───── Data shown
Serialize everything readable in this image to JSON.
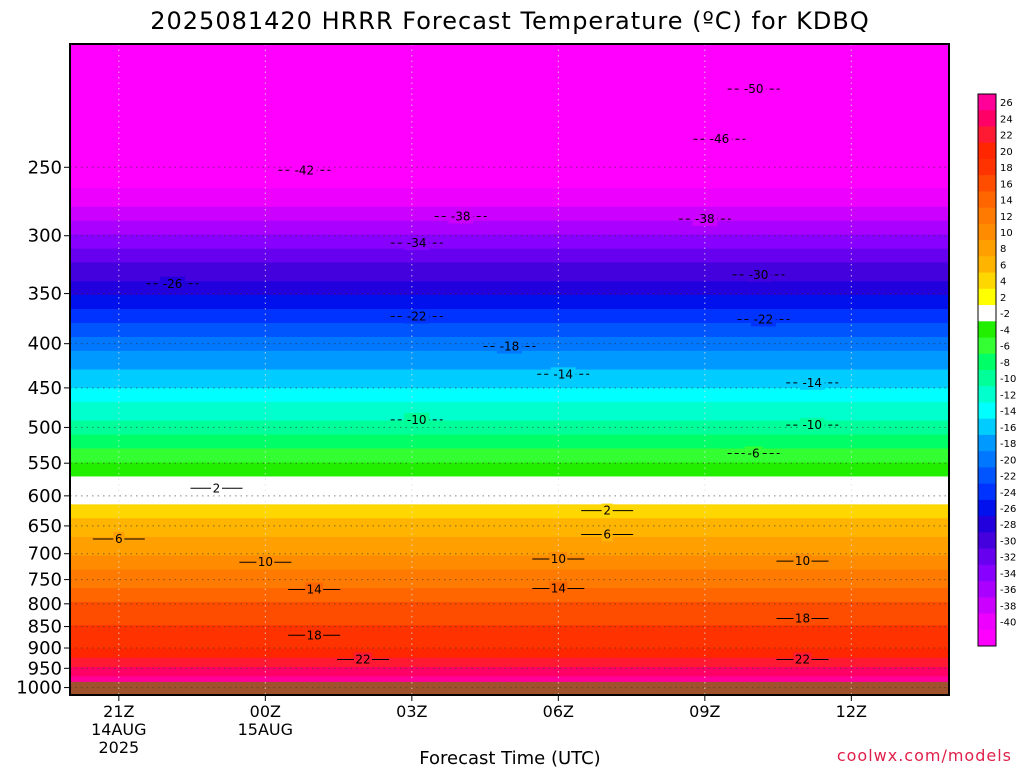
{
  "chart_data": {
    "type": "heatmap",
    "title": "2025081420 HRRR Forecast Temperature (ºC) for KDBQ",
    "xlabel": "Forecast Time (UTC)",
    "ylabel": "",
    "credit": "coolwx.com/models",
    "x_hours": [
      -1,
      17
    ],
    "x_ticks": [
      {
        "hour": 0,
        "label": "21Z",
        "sub1": "14AUG",
        "sub2": "2025"
      },
      {
        "hour": 3,
        "label": "00Z",
        "sub1": "15AUG",
        "sub2": ""
      },
      {
        "hour": 6,
        "label": "03Z",
        "sub1": "",
        "sub2": ""
      },
      {
        "hour": 9,
        "label": "06Z",
        "sub1": "",
        "sub2": ""
      },
      {
        "hour": 12,
        "label": "09Z",
        "sub1": "",
        "sub2": ""
      },
      {
        "hour": 15,
        "label": "12Z",
        "sub1": "",
        "sub2": ""
      }
    ],
    "y_axis": "pressure (hPa), log scale",
    "y_range": [
      1020,
      180
    ],
    "y_ticks": [
      250,
      300,
      350,
      400,
      450,
      500,
      550,
      600,
      650,
      700,
      750,
      800,
      850,
      900,
      950,
      1000
    ],
    "grid": true,
    "surface_pressure": 985,
    "temperature_profile": [
      {
        "p": 975,
        "t": 25
      },
      {
        "p": 950,
        "t": 22
      },
      {
        "p": 900,
        "t": 18
      },
      {
        "p": 850,
        "t": 16
      },
      {
        "p": 800,
        "t": 14
      },
      {
        "p": 750,
        "t": 11
      },
      {
        "p": 700,
        "t": 8
      },
      {
        "p": 650,
        "t": 5
      },
      {
        "p": 600,
        "t": 1
      },
      {
        "p": 550,
        "t": -4
      },
      {
        "p": 500,
        "t": -9
      },
      {
        "p": 450,
        "t": -14
      },
      {
        "p": 400,
        "t": -19
      },
      {
        "p": 350,
        "t": -26
      },
      {
        "p": 300,
        "t": -34
      },
      {
        "p": 250,
        "t": -43
      },
      {
        "p": 200,
        "t": -52
      }
    ],
    "contour_labels": [
      {
        "value": "-50",
        "hour": 13.0,
        "p": 203
      },
      {
        "value": "-46",
        "hour": 12.3,
        "p": 232
      },
      {
        "value": "-42",
        "hour": 3.8,
        "p": 252
      },
      {
        "value": "-38",
        "hour": 7.0,
        "p": 285
      },
      {
        "value": "-38",
        "hour": 12.0,
        "p": 287
      },
      {
        "value": "-34",
        "hour": 6.1,
        "p": 306
      },
      {
        "value": "-30",
        "hour": 13.1,
        "p": 333
      },
      {
        "value": "-26",
        "hour": 1.1,
        "p": 341
      },
      {
        "value": "-22",
        "hour": 6.1,
        "p": 372
      },
      {
        "value": "-22",
        "hour": 13.2,
        "p": 375
      },
      {
        "value": "-18",
        "hour": 8.0,
        "p": 403
      },
      {
        "value": "-14",
        "hour": 9.1,
        "p": 434
      },
      {
        "value": "-14",
        "hour": 14.2,
        "p": 444
      },
      {
        "value": "-10",
        "hour": 6.1,
        "p": 490
      },
      {
        "value": "-10",
        "hour": 14.2,
        "p": 497
      },
      {
        "value": "-6",
        "hour": 13.0,
        "p": 536
      },
      {
        "value": "2",
        "hour": 2.0,
        "p": 588
      },
      {
        "value": "2",
        "hour": 10.0,
        "p": 624
      },
      {
        "value": "6",
        "hour": 0.0,
        "p": 673
      },
      {
        "value": "6",
        "hour": 10.0,
        "p": 665
      },
      {
        "value": "10",
        "hour": 3.0,
        "p": 716
      },
      {
        "value": "10",
        "hour": 9.0,
        "p": 710
      },
      {
        "value": "10",
        "hour": 14.0,
        "p": 714
      },
      {
        "value": "14",
        "hour": 4.0,
        "p": 770
      },
      {
        "value": "14",
        "hour": 9.0,
        "p": 768
      },
      {
        "value": "18",
        "hour": 4.0,
        "p": 870
      },
      {
        "value": "18",
        "hour": 14.0,
        "p": 832
      },
      {
        "value": "22",
        "hour": 5.0,
        "p": 928
      },
      {
        "value": "22",
        "hour": 14.0,
        "p": 928
      }
    ],
    "colorbar": {
      "labels": [
        "26",
        "24",
        "22",
        "20",
        "18",
        "16",
        "14",
        "12",
        "10",
        "8",
        "6",
        "4",
        "2",
        "-2",
        "-4",
        "-6",
        "-8",
        "-10",
        "-12",
        "-14",
        "-16",
        "-18",
        "-20",
        "-22",
        "-24",
        "-26",
        "-28",
        "-30",
        "-32",
        "-34",
        "-36",
        "-38",
        "-40"
      ],
      "colors": [
        "#ff0099",
        "#ff0066",
        "#ff1a33",
        "#ff2600",
        "#ff3300",
        "#ff4d00",
        "#ff6600",
        "#ff7a00",
        "#ff8c00",
        "#ffa000",
        "#ffb400",
        "#ffd700",
        "#ffff00",
        "#ffffff",
        "#22ee00",
        "#33ff33",
        "#00ff66",
        "#00ff99",
        "#00ffcc",
        "#00ffff",
        "#00ccff",
        "#0099ff",
        "#0077ff",
        "#0055ff",
        "#0033ff",
        "#0011ee",
        "#2200dd",
        "#4400dd",
        "#6600ee",
        "#8800ff",
        "#aa00ff",
        "#cc00ff",
        "#ee00ff",
        "#ff00ff"
      ]
    },
    "ground_color": "#a0522d"
  }
}
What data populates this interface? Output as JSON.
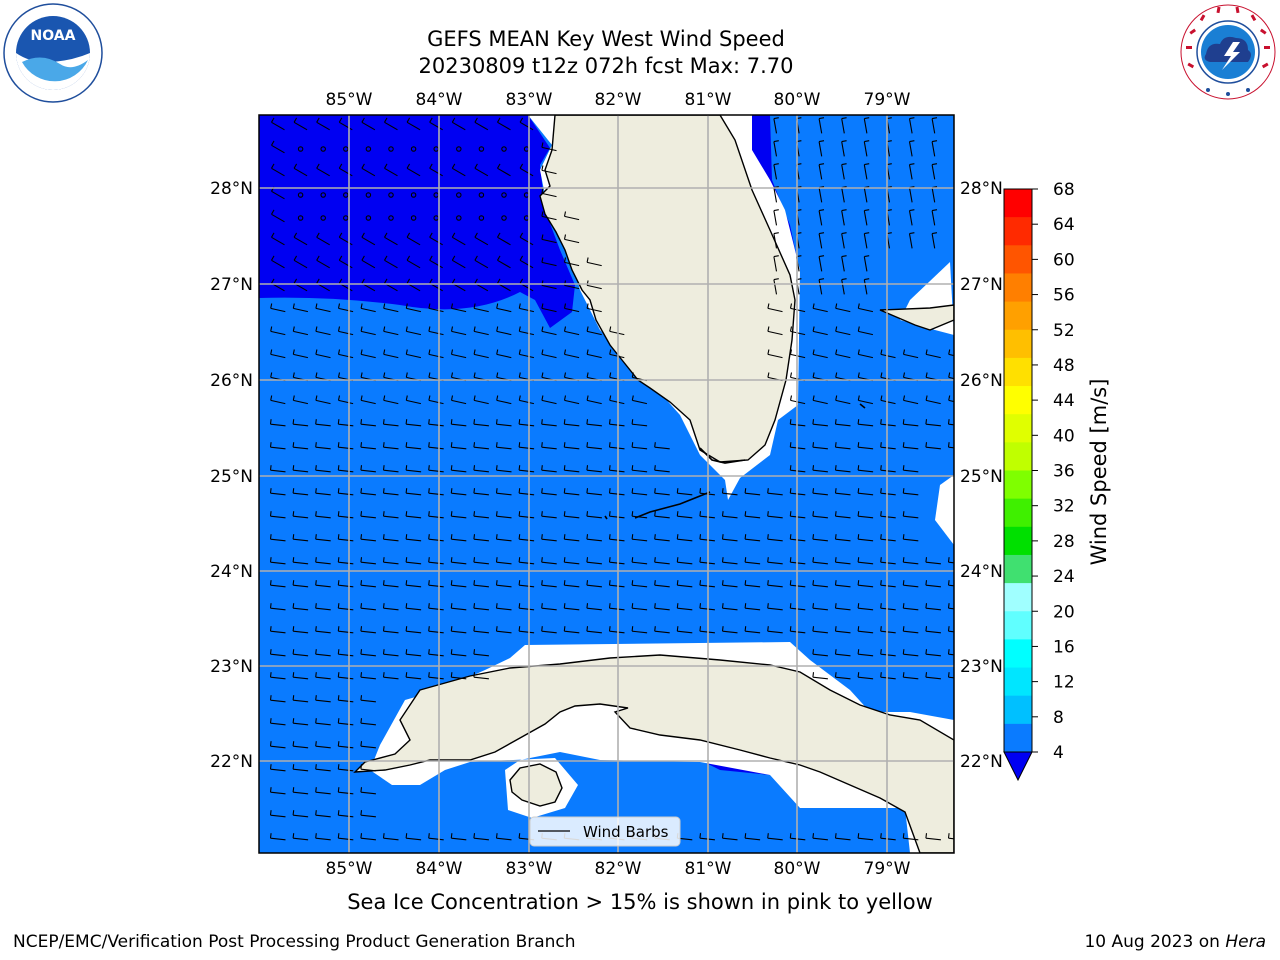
──────────
- Instructions to follow: Give the entries again word for word, but skip the pictures.

- Solution to this exercise:
Serialize everything readable in this image to JSON.
{
  "chart_data": {
    "type": "heatmap",
    "title": "2025081420 HRRR Forecast Temperature (ºC) for KDBQ",
    "xlabel": "Forecast Time (UTC)",
    "ylabel": "",
    "credit": "coolwx.com/models",
    "x_hours": [
      -1,
      17
    ],
    "x_ticks": [
      {
        "hour": 0,
        "label": "21Z",
        "sub1": "14AUG",
        "sub2": "2025"
      },
      {
        "hour": 3,
        "label": "00Z",
        "sub1": "15AUG",
        "sub2": ""
      },
      {
        "hour": 6,
        "label": "03Z",
        "sub1": "",
        "sub2": ""
      },
      {
        "hour": 9,
        "label": "06Z",
        "sub1": "",
        "sub2": ""
      },
      {
        "hour": 12,
        "label": "09Z",
        "sub1": "",
        "sub2": ""
      },
      {
        "hour": 15,
        "label": "12Z",
        "sub1": "",
        "sub2": ""
      }
    ],
    "y_axis": "pressure (hPa), log scale",
    "y_range": [
      1020,
      180
    ],
    "y_ticks": [
      250,
      300,
      350,
      400,
      450,
      500,
      550,
      600,
      650,
      700,
      750,
      800,
      850,
      900,
      950,
      1000
    ],
    "grid": true,
    "surface_pressure": 985,
    "temperature_profile": [
      {
        "p": 975,
        "t": 25
      },
      {
        "p": 950,
        "t": 22
      },
      {
        "p": 900,
        "t": 18
      },
      {
        "p": 850,
        "t": 16
      },
      {
        "p": 800,
        "t": 14
      },
      {
        "p": 750,
        "t": 11
      },
      {
        "p": 700,
        "t": 8
      },
      {
        "p": 650,
        "t": 5
      },
      {
        "p": 600,
        "t": 1
      },
      {
        "p": 550,
        "t": -4
      },
      {
        "p": 500,
        "t": -9
      },
      {
        "p": 450,
        "t": -14
      },
      {
        "p": 400,
        "t": -19
      },
      {
        "p": 350,
        "t": -26
      },
      {
        "p": 300,
        "t": -34
      },
      {
        "p": 250,
        "t": -43
      },
      {
        "p": 200,
        "t": -52
      }
    ],
    "contour_labels": [
      {
        "value": "-50",
        "hour": 13.0,
        "p": 203
      },
      {
        "value": "-46",
        "hour": 12.3,
        "p": 232
      },
      {
        "value": "-42",
        "hour": 3.8,
        "p": 252
      },
      {
        "value": "-38",
        "hour": 7.0,
        "p": 285
      },
      {
        "value": "-38",
        "hour": 12.0,
        "p": 287
      },
      {
        "value": "-34",
        "hour": 6.1,
        "p": 306
      },
      {
        "value": "-30",
        "hour": 13.1,
        "p": 333
      },
      {
        "value": "-26",
        "hour": 1.1,
        "p": 341
      },
      {
        "value": "-22",
        "hour": 6.1,
        "p": 372
      },
      {
        "value": "-22",
        "hour": 13.2,
        "p": 375
      },
      {
        "value": "-18",
        "hour": 8.0,
        "p": 403
      },
      {
        "value": "-14",
        "hour": 9.1,
        "p": 434
      },
      {
        "value": "-14",
        "hour": 14.2,
        "p": 444
      },
      {
        "value": "-10",
        "hour": 6.1,
        "p": 490
      },
      {
        "value": "-10",
        "hour": 14.2,
        "p": 497
      },
      {
        "value": "-6",
        "hour": 13.0,
        "p": 536
      },
      {
        "value": "2",
        "hour": 2.0,
        "p": 588
      },
      {
        "value": "2",
        "hour": 10.0,
        "p": 624
      },
      {
        "value": "6",
        "hour": 0.0,
        "p": 673
      },
      {
        "value": "6",
        "hour": 10.0,
        "p": 665
      },
      {
        "value": "10",
        "hour": 3.0,
        "p": 716
      },
      {
        "value": "10",
        "hour": 9.0,
        "p": 710
      },
      {
        "value": "10",
        "hour": 14.0,
        "p": 714
      },
      {
        "value": "14",
        "hour": 4.0,
        "p": 770
      },
      {
        "value": "14",
        "hour": 9.0,
        "p": 768
      },
      {
        "value": "18",
        "hour": 4.0,
        "p": 870
      },
      {
        "value": "18",
        "hour": 14.0,
        "p": 832
      },
      {
        "value": "22",
        "hour": 5.0,
        "p": 928
      },
      {
        "value": "22",
        "hour": 14.0,
        "p": 928
      }
    ],
    "colorbar": {
      "labels": [
        "26",
        "24",
        "22",
        "20",
        "18",
        "16",
        "14",
        "12",
        "10",
        "8",
        "6",
        "4",
        "2",
        "-2",
        "-4",
        "-6",
        "-8",
        "-10",
        "-12",
        "-14",
        "-16",
        "-18",
        "-20",
        "-22",
        "-24",
        "-26",
        "-28",
        "-30",
        "-32",
        "-34",
        "-36",
        "-38",
        "-40"
      ],
      "colors": [
        "#ff0099",
        "#ff0066",
        "#ff1a33",
        "#ff2600",
        "#ff3300",
        "#ff4d00",
        "#ff6600",
        "#ff7a00",
        "#ff8c00",
        "#ffa000",
        "#ffb400",
        "#ffd700",
        "#ffff00",
        "#ffffff",
        "#22ee00",
        "#33ff33",
        "#00ff66",
        "#00ff99",
        "#00ffcc",
        "#00ffff",
        "#00ccff",
        "#0099ff",
        "#0077ff",
        "#0055ff",
        "#0033ff",
        "#0011ee",
        "#2200dd",
        "#4400dd",
        "#6600ee",
        "#8800ff",
        "#aa00ff",
        "#cc00ff",
        "#ee00ff",
        "#ff00ff"
      ]
    },
    "ground_color": "#a0522d"
  }
}
What data populates this interface? Output as JSON.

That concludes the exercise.